§ **Task directions**
Your task is to extract every entry that follows word for word while excluding the pictures.

───── Material supplied

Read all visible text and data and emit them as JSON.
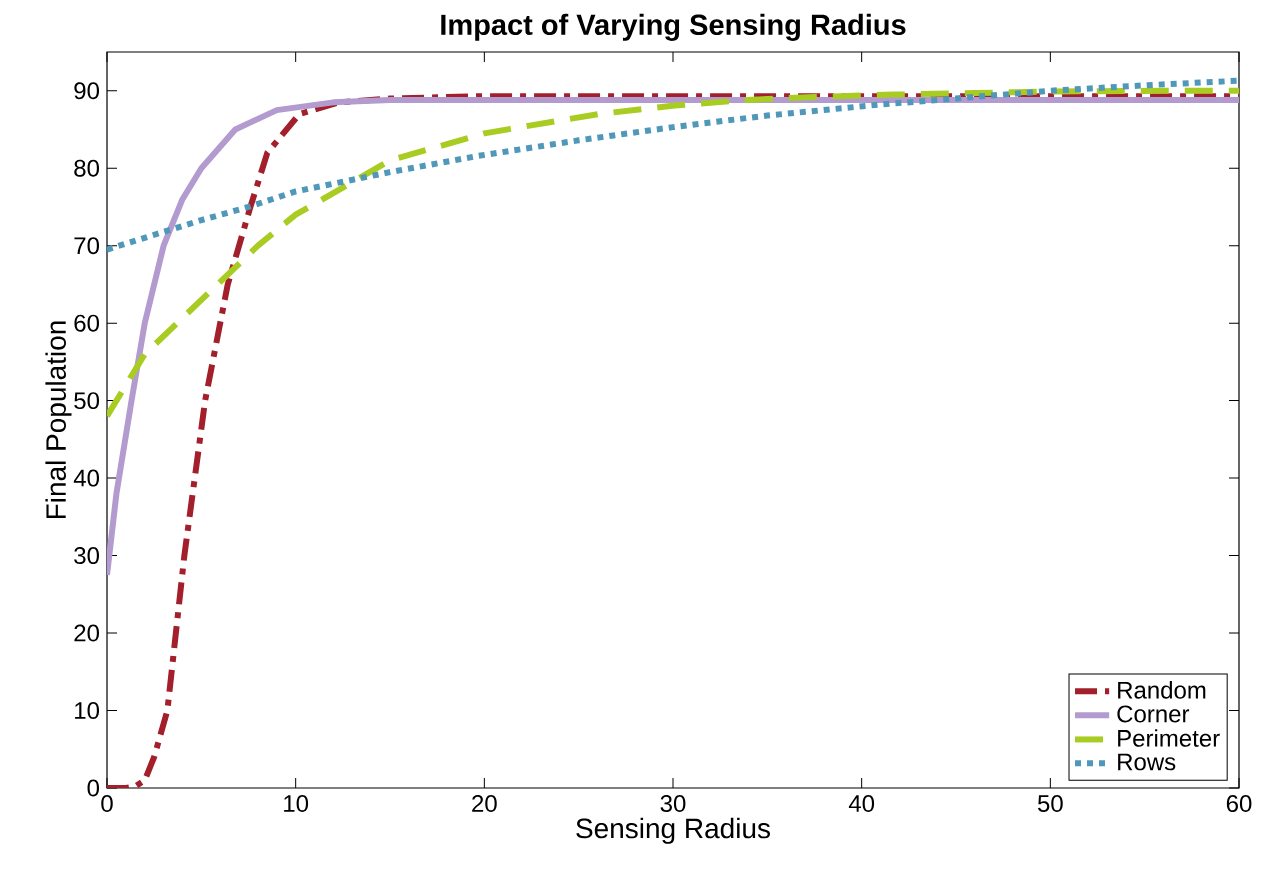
{
  "chart_data": {
    "type": "line",
    "title": "Impact of Varying Sensing Radius",
    "xlabel": "Sensing Radius",
    "ylabel": "Final Population",
    "xlim": [
      0,
      60
    ],
    "ylim": [
      0,
      95
    ],
    "xticks": [
      0,
      10,
      20,
      30,
      40,
      50,
      60
    ],
    "yticks": [
      0,
      10,
      20,
      30,
      40,
      50,
      60,
      70,
      80,
      90
    ],
    "legend": "bottom right",
    "grid": false,
    "marker": "none",
    "series": [
      {
        "name": "Random",
        "color": "#a21f2b",
        "line_style": "dashdot",
        "x": [
          0,
          1,
          1.5,
          2,
          2.5,
          3.2,
          4.1,
          5.2,
          6.4,
          7.6,
          8.5,
          10.2,
          12.3,
          15,
          20,
          30,
          40,
          50,
          60
        ],
        "values": [
          0,
          0,
          0.2,
          1,
          4,
          10,
          30,
          50,
          65,
          75,
          82,
          87,
          88.5,
          89,
          89.3,
          89.3,
          89.3,
          89.3,
          89.3
        ]
      },
      {
        "name": "Corner",
        "color": "#b39bd0",
        "line_style": "solid",
        "x": [
          0,
          0.5,
          1.3,
          2,
          3,
          4,
          5,
          6.8,
          9,
          12,
          15,
          20,
          30,
          40,
          50,
          60
        ],
        "values": [
          27.5,
          38,
          50,
          60,
          70,
          76,
          80,
          85,
          87.5,
          88.5,
          88.8,
          88.8,
          88.8,
          88.8,
          88.8,
          88.8
        ]
      },
      {
        "name": "Perimeter",
        "color": "#a9cc22",
        "line_style": "dashed",
        "x": [
          0,
          2,
          5,
          8,
          10,
          15,
          20,
          22.4,
          26.1,
          30.1,
          33.9,
          37.5,
          41.7,
          46,
          50,
          57,
          60
        ],
        "values": [
          48,
          56,
          63,
          70,
          74,
          81,
          84.5,
          85.5,
          87,
          88.1,
          88.8,
          89.2,
          89.5,
          89.7,
          89.9,
          90,
          90
        ]
      },
      {
        "name": "Rows",
        "color": "#4f98b9",
        "line_style": "dotted",
        "x": [
          0,
          5,
          7.5,
          10,
          15,
          19.7,
          25,
          30,
          35,
          40.9,
          45,
          50,
          55,
          60
        ],
        "values": [
          69.5,
          73.3,
          75,
          77,
          79.5,
          81.6,
          83.6,
          85.3,
          86.8,
          88.2,
          89,
          90,
          90.7,
          91.3
        ]
      }
    ]
  }
}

──────────

§ **In response**
Read all visible text and data and emit them as JSON.
{
  "chart_data": {
    "type": "line",
    "title": "Impact of Varying Sensing Radius",
    "xlabel": "Sensing Radius",
    "ylabel": "Final Population",
    "xlim": [
      0,
      60
    ],
    "ylim": [
      0,
      95
    ],
    "xticks": [
      0,
      10,
      20,
      30,
      40,
      50,
      60
    ],
    "yticks": [
      0,
      10,
      20,
      30,
      40,
      50,
      60,
      70,
      80,
      90
    ],
    "legend": "bottom right",
    "grid": false,
    "marker": "none",
    "series": [
      {
        "name": "Random",
        "color": "#a21f2b",
        "line_style": "dashdot",
        "x": [
          0,
          1,
          1.5,
          2,
          2.5,
          3.2,
          4.1,
          5.2,
          6.4,
          7.6,
          8.5,
          10.2,
          12.3,
          15,
          20,
          30,
          40,
          50,
          60
        ],
        "values": [
          0,
          0,
          0.2,
          1,
          4,
          10,
          30,
          50,
          65,
          75,
          82,
          87,
          88.5,
          89,
          89.3,
          89.3,
          89.3,
          89.3,
          89.3
        ]
      },
      {
        "name": "Corner",
        "color": "#b39bd0",
        "line_style": "solid",
        "x": [
          0,
          0.5,
          1.3,
          2,
          3,
          4,
          5,
          6.8,
          9,
          12,
          15,
          20,
          30,
          40,
          50,
          60
        ],
        "values": [
          27.5,
          38,
          50,
          60,
          70,
          76,
          80,
          85,
          87.5,
          88.5,
          88.8,
          88.8,
          88.8,
          88.8,
          88.8,
          88.8
        ]
      },
      {
        "name": "Perimeter",
        "color": "#a9cc22",
        "line_style": "dashed",
        "x": [
          0,
          2,
          5,
          8,
          10,
          15,
          20,
          22.4,
          26.1,
          30.1,
          33.9,
          37.5,
          41.7,
          46,
          50,
          57,
          60
        ],
        "values": [
          48,
          56,
          63,
          70,
          74,
          81,
          84.5,
          85.5,
          87,
          88.1,
          88.8,
          89.2,
          89.5,
          89.7,
          89.9,
          90,
          90
        ]
      },
      {
        "name": "Rows",
        "color": "#4f98b9",
        "line_style": "dotted",
        "x": [
          0,
          5,
          7.5,
          10,
          15,
          19.7,
          25,
          30,
          35,
          40.9,
          45,
          50,
          55,
          60
        ],
        "values": [
          69.5,
          73.3,
          75,
          77,
          79.5,
          81.6,
          83.6,
          85.3,
          86.8,
          88.2,
          89,
          90,
          90.7,
          91.3
        ]
      }
    ]
  }
}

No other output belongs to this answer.